- [Task details]: For the listing underneath, give the count of lines containing the string "this" and nothing further.

- [Extracted information]:

# # #

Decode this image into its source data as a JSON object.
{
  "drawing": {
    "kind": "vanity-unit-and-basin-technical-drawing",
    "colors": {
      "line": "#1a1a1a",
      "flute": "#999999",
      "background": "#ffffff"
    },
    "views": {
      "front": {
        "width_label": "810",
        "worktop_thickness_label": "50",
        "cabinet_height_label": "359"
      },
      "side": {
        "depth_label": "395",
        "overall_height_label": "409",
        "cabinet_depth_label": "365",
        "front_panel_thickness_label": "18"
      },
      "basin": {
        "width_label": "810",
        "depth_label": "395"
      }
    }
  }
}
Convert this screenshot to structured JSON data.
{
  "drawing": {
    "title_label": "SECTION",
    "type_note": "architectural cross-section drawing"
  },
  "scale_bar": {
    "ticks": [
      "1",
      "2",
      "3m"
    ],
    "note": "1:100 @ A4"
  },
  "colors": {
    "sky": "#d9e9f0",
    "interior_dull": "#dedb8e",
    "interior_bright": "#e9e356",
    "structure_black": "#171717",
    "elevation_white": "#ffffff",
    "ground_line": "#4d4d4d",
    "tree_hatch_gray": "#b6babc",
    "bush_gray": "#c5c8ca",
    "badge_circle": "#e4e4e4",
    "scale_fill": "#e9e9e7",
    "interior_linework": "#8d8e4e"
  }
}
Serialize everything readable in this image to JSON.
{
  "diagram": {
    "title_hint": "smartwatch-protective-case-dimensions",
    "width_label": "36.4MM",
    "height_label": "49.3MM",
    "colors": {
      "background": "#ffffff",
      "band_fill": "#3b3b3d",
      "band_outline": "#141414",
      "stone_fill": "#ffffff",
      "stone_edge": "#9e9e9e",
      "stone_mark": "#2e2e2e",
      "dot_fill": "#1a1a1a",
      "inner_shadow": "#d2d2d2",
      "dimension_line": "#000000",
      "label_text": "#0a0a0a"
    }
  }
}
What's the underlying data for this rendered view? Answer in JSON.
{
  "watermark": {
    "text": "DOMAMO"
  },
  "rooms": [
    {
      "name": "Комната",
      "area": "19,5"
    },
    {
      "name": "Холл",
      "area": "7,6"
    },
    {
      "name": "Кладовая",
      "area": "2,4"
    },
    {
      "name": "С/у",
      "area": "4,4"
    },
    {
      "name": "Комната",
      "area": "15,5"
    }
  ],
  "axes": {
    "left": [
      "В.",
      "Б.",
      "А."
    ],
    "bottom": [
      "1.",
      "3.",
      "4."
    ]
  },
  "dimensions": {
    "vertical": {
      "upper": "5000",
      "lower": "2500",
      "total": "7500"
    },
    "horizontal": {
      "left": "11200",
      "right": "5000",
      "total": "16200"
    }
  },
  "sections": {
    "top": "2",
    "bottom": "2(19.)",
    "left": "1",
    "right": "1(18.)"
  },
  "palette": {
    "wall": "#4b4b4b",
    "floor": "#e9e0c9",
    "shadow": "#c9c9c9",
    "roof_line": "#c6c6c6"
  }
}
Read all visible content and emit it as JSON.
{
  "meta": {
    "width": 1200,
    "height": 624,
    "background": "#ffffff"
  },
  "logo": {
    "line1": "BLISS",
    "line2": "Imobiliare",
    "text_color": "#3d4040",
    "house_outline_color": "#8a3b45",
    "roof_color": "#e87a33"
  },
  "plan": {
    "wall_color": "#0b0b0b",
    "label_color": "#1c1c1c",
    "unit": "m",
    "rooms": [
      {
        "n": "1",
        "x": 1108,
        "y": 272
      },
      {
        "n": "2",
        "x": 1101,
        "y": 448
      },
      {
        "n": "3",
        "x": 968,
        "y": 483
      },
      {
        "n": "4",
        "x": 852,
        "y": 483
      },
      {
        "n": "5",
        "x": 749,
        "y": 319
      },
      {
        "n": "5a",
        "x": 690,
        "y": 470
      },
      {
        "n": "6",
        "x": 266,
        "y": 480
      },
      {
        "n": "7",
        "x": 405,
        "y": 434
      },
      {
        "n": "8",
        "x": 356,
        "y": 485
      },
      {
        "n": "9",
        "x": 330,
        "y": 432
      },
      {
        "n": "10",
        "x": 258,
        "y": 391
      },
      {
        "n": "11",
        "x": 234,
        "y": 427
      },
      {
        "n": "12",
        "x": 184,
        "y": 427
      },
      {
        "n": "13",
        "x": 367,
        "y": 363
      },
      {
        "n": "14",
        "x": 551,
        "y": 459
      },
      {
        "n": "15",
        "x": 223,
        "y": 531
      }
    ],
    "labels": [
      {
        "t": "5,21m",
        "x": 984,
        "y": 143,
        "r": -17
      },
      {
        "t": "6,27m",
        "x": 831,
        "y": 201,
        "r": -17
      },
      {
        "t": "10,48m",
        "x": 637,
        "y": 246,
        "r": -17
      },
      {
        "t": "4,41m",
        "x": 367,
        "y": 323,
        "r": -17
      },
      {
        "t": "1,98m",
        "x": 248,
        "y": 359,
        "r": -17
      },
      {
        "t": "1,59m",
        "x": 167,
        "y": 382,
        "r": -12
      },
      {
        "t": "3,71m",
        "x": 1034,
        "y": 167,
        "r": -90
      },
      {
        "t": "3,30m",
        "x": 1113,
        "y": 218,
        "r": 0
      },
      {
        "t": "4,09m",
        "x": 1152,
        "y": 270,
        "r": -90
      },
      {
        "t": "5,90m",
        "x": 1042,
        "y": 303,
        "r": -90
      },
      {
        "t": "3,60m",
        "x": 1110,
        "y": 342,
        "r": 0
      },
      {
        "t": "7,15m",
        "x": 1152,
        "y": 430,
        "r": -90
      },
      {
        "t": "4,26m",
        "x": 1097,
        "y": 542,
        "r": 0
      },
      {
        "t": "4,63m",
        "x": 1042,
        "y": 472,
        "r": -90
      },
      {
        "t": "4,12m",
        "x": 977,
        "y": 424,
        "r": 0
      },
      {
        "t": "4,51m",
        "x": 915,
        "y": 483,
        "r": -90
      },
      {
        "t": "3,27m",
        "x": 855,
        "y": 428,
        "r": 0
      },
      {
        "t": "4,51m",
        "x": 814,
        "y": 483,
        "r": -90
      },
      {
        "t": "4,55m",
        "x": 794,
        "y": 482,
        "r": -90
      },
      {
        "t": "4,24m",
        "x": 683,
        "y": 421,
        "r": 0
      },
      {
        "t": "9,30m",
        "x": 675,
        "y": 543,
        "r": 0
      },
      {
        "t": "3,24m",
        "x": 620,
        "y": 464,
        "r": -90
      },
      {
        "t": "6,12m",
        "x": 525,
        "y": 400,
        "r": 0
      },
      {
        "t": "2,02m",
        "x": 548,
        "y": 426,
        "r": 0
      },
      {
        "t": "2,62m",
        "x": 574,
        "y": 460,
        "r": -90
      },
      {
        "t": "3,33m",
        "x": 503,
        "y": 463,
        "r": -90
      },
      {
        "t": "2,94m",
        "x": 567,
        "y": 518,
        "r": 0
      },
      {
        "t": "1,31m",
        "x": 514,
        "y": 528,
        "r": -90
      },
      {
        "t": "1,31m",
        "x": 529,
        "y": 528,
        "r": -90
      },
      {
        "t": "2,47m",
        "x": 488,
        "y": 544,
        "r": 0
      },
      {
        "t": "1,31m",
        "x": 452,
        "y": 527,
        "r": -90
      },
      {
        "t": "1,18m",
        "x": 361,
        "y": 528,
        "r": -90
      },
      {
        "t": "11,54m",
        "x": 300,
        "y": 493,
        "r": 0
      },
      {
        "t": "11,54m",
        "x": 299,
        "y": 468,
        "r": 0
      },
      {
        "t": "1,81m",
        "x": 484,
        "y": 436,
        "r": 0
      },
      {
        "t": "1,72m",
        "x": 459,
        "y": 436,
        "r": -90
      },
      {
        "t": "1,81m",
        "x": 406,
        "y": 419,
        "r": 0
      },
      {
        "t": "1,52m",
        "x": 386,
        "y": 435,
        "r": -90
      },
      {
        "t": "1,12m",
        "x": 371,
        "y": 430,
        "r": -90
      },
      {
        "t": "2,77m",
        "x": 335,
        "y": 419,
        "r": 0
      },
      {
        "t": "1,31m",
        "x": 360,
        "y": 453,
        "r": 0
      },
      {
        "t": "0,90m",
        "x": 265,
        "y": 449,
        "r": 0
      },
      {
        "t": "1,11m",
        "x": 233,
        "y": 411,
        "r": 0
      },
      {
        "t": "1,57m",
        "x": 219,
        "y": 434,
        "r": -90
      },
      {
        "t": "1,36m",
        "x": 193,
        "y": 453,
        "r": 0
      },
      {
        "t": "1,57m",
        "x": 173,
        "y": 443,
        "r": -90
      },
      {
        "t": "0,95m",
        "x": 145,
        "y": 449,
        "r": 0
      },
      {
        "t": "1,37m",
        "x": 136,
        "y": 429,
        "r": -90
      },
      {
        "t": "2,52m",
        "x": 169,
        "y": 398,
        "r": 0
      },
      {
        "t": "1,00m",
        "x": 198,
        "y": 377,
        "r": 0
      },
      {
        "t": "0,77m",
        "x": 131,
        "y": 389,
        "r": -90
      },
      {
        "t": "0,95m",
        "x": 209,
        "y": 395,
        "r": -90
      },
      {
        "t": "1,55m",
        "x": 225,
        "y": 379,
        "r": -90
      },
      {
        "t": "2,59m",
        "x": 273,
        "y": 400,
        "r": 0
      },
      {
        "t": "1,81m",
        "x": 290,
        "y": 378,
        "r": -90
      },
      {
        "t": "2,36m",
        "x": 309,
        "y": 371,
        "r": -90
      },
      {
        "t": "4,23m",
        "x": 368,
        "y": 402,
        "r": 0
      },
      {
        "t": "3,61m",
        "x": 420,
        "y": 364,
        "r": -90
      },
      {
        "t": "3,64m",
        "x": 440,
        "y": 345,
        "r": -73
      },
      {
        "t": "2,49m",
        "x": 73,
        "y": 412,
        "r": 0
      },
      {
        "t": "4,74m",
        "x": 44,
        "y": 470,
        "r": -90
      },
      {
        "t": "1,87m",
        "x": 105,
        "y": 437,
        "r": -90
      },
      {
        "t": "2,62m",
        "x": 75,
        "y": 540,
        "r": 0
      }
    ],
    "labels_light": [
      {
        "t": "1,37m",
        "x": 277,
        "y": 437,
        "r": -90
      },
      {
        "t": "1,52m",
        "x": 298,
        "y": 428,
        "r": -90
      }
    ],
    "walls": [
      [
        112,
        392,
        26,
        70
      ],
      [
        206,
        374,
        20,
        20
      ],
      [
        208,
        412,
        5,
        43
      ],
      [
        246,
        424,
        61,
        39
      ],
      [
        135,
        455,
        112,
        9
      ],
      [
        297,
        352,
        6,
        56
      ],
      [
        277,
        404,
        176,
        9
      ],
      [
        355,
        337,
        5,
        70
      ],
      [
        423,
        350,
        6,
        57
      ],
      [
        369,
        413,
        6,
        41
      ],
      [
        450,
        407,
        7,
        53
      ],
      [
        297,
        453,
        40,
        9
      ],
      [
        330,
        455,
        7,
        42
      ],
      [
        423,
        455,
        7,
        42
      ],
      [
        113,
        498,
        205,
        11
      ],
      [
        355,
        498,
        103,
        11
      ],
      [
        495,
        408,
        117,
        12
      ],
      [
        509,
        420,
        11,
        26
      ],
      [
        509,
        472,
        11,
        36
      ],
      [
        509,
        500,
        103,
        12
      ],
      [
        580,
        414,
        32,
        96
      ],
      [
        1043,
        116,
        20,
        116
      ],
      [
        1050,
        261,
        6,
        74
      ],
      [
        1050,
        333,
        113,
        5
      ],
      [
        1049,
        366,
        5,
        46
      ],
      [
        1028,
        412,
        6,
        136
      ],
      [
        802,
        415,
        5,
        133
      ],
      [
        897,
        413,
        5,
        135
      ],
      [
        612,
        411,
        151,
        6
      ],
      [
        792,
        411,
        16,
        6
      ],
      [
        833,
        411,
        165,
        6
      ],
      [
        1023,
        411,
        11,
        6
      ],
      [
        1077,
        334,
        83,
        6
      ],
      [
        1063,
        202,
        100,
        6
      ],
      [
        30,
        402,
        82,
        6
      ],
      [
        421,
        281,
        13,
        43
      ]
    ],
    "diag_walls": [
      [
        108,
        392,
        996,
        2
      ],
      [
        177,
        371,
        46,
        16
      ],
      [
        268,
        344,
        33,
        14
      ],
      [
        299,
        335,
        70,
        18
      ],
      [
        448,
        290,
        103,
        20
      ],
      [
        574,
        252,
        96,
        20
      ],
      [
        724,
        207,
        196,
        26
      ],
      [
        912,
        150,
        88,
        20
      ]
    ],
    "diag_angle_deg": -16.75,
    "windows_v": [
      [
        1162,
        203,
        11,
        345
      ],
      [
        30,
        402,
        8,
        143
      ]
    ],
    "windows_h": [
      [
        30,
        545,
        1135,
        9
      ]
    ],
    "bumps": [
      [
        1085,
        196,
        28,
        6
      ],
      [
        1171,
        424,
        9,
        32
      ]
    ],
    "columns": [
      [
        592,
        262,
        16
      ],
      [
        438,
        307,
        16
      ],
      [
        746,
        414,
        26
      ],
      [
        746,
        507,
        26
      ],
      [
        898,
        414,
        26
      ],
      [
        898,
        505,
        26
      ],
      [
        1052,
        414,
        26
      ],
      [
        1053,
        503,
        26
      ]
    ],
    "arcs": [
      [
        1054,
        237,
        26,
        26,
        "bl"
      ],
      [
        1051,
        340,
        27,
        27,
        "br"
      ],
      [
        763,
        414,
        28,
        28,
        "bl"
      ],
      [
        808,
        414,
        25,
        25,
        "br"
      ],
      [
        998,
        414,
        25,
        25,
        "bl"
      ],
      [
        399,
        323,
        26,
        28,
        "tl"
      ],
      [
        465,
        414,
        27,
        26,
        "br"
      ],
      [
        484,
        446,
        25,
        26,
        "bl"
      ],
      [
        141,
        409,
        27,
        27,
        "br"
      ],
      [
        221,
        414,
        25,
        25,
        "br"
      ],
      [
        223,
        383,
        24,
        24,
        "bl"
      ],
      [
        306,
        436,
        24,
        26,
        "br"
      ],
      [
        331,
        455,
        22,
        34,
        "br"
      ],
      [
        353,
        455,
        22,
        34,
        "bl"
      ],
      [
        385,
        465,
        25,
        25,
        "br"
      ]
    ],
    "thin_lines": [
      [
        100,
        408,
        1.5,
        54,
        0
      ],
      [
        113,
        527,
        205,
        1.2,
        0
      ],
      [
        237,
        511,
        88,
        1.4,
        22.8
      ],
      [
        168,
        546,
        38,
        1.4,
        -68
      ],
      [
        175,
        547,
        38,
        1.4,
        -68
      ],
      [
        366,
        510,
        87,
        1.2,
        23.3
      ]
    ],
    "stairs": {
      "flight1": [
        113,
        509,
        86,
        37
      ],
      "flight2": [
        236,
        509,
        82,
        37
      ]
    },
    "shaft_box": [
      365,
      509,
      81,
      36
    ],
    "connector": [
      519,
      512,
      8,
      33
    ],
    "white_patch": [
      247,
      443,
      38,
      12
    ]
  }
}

# # #

- [Response]: 4